Problem description. Identify each line below containing the string "mocht" and copy it.

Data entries
━━━━━━

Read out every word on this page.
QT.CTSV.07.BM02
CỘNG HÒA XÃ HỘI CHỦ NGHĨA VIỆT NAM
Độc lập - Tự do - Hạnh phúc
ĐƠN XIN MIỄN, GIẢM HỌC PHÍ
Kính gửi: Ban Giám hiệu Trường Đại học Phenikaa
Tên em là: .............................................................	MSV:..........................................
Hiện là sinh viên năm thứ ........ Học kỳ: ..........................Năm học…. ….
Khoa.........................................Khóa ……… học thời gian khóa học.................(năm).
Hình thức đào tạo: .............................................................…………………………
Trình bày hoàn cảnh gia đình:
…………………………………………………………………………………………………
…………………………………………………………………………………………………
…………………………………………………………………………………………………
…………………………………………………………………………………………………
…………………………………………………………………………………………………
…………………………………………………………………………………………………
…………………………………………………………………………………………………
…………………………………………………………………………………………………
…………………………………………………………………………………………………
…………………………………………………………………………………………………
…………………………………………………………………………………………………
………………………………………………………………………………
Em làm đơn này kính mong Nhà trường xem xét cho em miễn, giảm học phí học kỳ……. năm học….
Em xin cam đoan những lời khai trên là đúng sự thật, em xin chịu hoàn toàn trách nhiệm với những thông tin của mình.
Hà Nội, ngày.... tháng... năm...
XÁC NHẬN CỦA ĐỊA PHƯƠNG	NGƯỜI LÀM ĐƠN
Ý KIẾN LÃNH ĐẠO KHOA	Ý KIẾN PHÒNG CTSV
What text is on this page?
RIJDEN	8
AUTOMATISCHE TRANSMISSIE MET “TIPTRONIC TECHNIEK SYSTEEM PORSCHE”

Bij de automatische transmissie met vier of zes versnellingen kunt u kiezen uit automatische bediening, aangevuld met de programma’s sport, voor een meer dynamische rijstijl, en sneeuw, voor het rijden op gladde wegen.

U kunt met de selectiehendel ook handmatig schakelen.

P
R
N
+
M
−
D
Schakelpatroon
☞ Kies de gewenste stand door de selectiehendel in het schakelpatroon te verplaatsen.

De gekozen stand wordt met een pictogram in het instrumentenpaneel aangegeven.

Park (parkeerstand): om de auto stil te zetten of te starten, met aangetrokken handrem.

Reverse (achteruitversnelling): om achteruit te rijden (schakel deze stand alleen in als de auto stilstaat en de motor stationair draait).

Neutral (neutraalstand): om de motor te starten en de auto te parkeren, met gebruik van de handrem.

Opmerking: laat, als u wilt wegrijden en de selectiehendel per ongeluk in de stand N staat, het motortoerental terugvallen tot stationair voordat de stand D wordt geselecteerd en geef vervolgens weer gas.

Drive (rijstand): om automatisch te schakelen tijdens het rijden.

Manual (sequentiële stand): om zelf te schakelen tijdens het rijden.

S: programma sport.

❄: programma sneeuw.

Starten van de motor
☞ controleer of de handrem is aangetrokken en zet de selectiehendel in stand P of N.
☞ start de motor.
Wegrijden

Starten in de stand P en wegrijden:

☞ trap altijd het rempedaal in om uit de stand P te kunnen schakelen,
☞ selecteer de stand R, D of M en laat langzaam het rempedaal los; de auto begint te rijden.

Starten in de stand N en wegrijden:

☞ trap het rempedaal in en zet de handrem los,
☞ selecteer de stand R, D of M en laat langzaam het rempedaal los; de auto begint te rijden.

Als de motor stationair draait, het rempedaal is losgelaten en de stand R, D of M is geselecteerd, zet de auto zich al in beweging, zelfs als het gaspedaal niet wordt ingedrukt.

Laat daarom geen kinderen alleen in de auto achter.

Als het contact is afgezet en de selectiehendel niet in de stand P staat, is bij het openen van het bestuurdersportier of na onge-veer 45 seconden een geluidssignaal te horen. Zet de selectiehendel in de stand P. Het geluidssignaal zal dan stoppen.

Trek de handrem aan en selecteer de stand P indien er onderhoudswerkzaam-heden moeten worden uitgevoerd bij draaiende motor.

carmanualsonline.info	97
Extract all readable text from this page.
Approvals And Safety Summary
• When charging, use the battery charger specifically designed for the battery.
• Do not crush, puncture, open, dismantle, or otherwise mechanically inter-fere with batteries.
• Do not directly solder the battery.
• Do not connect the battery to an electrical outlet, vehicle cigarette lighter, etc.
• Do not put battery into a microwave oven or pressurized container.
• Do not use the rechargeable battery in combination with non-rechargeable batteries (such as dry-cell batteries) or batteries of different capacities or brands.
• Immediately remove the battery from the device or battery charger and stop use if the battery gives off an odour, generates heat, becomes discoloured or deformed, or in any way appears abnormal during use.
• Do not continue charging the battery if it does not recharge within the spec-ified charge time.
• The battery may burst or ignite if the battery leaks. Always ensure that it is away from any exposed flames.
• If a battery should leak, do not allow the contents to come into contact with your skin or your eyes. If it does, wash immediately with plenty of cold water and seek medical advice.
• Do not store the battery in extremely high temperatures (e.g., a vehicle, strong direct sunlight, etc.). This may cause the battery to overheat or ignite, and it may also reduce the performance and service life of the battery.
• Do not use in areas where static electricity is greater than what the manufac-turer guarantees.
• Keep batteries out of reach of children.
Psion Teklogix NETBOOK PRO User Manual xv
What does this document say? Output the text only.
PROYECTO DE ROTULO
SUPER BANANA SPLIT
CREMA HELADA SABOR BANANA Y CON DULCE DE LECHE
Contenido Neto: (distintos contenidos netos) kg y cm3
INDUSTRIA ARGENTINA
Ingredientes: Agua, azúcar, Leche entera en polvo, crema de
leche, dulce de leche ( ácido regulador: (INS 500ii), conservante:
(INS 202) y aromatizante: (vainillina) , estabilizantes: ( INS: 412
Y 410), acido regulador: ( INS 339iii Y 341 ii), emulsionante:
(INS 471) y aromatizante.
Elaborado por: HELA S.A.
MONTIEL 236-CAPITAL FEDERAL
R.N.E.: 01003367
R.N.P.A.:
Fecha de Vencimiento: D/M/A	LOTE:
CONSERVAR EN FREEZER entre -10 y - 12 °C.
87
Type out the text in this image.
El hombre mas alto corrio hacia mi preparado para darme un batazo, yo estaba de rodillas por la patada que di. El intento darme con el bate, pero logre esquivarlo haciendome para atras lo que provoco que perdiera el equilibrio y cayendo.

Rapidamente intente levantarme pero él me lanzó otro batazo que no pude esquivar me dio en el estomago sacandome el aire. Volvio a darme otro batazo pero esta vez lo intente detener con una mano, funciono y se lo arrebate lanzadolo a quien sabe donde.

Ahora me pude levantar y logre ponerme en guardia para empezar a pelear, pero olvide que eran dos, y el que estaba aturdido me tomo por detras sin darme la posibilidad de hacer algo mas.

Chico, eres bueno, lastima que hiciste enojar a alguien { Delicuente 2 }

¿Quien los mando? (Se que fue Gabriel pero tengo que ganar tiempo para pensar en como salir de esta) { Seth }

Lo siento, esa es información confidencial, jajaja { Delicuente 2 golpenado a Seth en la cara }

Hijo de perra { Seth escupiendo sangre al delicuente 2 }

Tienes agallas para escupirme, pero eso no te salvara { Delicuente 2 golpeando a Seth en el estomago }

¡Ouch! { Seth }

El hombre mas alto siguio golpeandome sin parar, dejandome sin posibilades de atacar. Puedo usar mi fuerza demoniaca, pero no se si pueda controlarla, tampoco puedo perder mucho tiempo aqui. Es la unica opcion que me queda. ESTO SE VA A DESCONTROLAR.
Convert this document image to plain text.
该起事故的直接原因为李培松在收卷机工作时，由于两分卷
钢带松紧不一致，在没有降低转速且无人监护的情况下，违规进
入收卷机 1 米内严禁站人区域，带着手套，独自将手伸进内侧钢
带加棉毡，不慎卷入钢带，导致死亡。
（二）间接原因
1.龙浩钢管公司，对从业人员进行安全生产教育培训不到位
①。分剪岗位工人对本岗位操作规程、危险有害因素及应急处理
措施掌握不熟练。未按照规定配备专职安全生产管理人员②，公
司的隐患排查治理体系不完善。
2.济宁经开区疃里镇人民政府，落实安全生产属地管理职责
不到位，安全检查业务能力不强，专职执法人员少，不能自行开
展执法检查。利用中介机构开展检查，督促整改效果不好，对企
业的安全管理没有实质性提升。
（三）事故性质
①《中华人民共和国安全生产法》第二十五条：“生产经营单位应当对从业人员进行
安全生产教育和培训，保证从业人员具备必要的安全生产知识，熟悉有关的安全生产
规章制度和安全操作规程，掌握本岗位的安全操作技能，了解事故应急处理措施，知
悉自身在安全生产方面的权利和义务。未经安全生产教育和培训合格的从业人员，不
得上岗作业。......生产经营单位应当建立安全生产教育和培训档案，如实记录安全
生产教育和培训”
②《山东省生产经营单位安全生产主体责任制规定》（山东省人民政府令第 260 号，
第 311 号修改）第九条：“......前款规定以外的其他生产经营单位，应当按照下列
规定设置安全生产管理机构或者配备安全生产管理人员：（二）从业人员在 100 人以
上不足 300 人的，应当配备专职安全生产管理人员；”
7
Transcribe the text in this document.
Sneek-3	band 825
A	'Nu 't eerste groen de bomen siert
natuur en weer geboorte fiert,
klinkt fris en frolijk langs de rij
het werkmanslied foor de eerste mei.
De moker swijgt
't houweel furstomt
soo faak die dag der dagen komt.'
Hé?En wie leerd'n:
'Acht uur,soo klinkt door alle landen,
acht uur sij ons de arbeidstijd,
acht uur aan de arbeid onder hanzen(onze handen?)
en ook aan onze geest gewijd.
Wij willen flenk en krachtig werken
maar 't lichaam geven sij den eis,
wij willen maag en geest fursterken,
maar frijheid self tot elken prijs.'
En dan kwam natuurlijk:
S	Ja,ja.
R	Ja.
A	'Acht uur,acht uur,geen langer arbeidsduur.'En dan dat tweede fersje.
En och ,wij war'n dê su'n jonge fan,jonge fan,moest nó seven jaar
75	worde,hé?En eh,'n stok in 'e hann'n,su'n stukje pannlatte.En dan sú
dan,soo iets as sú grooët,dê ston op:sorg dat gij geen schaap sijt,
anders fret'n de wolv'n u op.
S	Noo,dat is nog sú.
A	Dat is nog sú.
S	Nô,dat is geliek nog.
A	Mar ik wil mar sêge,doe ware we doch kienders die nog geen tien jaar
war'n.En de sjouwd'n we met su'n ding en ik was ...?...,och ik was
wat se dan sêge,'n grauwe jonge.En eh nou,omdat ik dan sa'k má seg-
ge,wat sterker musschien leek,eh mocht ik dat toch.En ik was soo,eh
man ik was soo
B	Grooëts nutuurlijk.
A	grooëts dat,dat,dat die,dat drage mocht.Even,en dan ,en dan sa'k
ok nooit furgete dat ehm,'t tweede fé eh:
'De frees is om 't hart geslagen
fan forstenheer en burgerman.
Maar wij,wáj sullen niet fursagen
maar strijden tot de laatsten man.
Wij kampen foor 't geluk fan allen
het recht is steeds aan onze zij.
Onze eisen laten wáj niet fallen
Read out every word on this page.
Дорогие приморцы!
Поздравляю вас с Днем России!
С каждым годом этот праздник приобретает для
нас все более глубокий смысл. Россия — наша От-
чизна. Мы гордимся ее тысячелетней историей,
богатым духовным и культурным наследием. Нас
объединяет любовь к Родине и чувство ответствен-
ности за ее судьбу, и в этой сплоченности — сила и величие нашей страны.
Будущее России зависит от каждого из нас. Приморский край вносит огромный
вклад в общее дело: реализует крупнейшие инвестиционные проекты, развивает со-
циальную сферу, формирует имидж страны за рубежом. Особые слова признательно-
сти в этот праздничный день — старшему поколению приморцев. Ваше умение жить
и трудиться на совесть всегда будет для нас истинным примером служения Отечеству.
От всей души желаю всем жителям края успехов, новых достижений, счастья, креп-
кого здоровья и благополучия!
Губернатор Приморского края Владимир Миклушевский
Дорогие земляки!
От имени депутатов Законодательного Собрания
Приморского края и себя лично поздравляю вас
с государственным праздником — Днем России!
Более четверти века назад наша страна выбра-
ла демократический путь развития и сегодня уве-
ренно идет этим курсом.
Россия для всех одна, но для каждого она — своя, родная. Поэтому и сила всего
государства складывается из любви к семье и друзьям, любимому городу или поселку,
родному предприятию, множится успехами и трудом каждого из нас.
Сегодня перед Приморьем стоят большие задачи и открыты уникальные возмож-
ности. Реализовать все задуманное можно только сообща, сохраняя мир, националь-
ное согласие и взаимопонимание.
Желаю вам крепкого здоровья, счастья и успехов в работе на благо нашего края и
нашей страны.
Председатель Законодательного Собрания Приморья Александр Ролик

━━━━━━

Expected answer.
ge,wat sterker musschien leek,eh mocht ik dat toch.En ik was soo,eh
A	grooëts dat,dat,dat die,dat drage mocht.Even,en dan ,en dan sa'k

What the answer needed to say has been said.